REQUIRED WORK -> Each line that holds the word "Engine" counts once. Give the total number of such lines and nothing else.

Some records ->
# # # # # # #

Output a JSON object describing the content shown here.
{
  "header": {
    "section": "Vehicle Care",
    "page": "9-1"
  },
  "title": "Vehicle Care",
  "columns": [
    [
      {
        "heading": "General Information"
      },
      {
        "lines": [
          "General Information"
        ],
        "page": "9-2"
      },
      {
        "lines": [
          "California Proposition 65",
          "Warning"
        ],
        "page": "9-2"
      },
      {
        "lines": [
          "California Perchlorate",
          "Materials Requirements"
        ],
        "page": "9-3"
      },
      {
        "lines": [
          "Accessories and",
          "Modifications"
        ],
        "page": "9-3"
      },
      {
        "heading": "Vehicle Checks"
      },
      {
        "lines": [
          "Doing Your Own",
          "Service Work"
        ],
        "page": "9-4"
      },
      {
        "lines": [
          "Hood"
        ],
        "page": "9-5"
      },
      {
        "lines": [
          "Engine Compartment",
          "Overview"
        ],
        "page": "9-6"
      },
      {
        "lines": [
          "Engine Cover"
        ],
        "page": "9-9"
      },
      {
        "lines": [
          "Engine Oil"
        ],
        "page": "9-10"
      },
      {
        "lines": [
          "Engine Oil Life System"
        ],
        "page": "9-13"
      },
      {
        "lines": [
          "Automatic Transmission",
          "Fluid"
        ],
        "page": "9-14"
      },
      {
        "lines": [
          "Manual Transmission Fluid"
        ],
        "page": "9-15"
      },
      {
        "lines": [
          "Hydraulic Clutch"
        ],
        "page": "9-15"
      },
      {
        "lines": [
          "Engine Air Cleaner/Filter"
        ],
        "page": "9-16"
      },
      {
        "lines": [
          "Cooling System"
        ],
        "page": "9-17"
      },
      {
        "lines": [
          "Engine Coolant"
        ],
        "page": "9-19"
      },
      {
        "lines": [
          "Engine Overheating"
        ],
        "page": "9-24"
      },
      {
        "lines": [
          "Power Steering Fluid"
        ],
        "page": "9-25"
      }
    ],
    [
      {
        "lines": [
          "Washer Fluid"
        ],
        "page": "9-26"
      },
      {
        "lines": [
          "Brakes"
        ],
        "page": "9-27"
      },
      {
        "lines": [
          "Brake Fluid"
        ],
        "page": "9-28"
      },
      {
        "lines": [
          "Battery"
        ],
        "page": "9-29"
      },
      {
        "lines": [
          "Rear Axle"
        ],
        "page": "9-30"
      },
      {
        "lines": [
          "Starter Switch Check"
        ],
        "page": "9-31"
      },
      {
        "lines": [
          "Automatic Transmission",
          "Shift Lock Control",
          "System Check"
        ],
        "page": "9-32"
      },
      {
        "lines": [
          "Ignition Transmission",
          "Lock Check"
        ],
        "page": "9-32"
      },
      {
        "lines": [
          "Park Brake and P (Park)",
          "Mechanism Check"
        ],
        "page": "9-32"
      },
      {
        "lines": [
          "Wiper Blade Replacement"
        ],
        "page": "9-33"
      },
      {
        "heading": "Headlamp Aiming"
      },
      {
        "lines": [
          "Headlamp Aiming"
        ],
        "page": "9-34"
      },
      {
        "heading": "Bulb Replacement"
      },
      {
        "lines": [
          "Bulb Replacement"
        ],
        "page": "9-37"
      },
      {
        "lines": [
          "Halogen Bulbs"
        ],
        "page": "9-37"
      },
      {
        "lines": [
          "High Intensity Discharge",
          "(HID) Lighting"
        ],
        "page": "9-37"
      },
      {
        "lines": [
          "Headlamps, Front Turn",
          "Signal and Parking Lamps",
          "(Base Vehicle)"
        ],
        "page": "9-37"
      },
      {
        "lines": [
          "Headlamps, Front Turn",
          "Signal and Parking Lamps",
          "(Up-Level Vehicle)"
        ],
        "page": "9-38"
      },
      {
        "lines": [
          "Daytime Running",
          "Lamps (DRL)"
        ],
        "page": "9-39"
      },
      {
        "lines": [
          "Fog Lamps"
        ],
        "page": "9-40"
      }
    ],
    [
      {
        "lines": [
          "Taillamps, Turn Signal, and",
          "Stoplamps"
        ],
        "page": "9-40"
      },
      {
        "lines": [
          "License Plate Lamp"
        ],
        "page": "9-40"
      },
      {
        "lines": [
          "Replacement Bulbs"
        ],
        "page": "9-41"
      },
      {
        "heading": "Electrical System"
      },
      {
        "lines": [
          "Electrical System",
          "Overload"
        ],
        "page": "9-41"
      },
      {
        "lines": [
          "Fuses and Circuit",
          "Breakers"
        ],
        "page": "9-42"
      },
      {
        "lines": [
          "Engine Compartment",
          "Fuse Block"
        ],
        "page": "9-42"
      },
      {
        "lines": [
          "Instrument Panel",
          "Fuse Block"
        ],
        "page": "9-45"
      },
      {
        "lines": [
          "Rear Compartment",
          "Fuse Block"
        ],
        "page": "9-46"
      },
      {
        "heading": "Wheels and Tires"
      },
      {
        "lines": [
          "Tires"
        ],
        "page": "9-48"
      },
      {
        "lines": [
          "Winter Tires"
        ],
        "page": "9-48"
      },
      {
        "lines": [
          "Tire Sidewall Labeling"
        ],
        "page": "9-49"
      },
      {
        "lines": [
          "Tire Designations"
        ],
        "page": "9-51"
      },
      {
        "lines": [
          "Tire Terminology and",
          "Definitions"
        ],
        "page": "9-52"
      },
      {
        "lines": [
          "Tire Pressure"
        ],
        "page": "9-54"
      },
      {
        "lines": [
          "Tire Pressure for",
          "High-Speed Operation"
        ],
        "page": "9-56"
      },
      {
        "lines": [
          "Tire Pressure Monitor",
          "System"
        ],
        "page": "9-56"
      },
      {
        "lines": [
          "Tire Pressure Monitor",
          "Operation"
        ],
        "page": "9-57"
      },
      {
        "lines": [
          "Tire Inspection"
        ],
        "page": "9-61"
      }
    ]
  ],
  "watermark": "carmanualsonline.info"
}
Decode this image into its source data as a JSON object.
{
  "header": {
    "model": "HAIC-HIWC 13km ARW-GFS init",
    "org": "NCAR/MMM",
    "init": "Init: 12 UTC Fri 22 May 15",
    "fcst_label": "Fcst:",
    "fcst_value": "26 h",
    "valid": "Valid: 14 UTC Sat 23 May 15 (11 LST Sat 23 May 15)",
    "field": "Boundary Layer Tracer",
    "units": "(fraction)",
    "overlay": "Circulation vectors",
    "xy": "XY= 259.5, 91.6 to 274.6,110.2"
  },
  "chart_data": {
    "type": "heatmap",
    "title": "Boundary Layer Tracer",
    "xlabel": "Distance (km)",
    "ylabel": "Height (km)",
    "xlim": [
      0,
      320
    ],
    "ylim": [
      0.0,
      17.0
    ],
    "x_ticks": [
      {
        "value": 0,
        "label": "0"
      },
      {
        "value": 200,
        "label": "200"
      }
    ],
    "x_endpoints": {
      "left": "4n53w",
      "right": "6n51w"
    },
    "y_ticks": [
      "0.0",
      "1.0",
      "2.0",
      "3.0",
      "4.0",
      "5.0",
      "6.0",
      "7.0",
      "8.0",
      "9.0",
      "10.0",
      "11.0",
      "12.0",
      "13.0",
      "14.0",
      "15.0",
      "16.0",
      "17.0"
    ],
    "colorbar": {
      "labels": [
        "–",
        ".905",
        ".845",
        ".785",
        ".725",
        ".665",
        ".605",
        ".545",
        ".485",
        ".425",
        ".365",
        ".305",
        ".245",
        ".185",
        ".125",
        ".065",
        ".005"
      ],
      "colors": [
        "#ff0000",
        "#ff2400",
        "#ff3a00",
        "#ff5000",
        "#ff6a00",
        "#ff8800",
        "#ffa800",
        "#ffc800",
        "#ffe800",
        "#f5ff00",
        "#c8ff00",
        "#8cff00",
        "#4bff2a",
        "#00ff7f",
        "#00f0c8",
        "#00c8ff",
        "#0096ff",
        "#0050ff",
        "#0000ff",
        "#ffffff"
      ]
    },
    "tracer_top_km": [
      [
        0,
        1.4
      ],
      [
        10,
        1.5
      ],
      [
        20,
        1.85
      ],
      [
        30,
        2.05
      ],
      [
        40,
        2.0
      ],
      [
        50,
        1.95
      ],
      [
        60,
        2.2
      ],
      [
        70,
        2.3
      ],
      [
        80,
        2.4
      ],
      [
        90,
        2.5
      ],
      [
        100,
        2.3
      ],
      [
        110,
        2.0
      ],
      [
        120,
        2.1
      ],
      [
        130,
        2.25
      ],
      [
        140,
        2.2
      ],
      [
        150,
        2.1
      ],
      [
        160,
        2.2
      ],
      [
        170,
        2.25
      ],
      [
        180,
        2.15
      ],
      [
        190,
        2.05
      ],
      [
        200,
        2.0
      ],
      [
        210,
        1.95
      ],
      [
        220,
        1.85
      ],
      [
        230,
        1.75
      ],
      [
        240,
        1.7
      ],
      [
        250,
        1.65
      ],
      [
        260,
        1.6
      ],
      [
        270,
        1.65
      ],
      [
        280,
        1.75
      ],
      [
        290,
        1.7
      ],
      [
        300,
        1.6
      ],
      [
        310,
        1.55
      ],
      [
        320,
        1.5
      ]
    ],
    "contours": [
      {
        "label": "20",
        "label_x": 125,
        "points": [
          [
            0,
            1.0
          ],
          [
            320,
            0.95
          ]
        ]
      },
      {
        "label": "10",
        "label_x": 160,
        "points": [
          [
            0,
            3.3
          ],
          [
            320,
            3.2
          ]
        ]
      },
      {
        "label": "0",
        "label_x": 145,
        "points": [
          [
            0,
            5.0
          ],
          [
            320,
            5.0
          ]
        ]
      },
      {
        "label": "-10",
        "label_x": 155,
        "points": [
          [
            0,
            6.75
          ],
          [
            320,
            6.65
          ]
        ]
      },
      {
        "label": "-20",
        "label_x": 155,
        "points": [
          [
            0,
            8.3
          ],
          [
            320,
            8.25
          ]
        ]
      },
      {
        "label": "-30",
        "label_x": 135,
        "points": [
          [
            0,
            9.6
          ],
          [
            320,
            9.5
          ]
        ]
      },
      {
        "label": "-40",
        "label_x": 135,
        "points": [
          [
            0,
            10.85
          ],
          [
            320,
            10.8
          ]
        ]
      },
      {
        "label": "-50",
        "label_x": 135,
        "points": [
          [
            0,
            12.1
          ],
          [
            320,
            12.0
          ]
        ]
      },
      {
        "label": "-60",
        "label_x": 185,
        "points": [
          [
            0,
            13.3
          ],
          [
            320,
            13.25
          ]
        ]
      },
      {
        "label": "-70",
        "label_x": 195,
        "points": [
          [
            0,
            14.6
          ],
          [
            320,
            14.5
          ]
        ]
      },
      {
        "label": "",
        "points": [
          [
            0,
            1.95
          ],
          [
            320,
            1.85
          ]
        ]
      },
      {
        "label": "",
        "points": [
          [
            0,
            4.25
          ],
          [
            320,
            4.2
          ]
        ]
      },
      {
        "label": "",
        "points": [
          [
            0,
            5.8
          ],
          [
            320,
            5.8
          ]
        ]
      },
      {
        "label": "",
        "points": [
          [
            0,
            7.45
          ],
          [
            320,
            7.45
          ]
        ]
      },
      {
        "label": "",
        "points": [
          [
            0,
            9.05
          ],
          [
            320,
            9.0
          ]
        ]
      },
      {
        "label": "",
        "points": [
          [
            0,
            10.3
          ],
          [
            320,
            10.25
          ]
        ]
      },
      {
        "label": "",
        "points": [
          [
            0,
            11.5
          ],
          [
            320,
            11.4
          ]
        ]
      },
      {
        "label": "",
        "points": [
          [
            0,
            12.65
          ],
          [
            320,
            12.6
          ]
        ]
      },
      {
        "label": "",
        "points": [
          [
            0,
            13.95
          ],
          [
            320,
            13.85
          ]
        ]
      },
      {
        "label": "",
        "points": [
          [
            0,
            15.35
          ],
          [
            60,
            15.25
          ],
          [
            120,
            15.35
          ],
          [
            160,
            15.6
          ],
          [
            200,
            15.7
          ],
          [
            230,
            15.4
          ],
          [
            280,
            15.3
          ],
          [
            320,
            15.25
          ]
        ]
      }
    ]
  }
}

# # # # # # #

TASK SOLUTION -> 8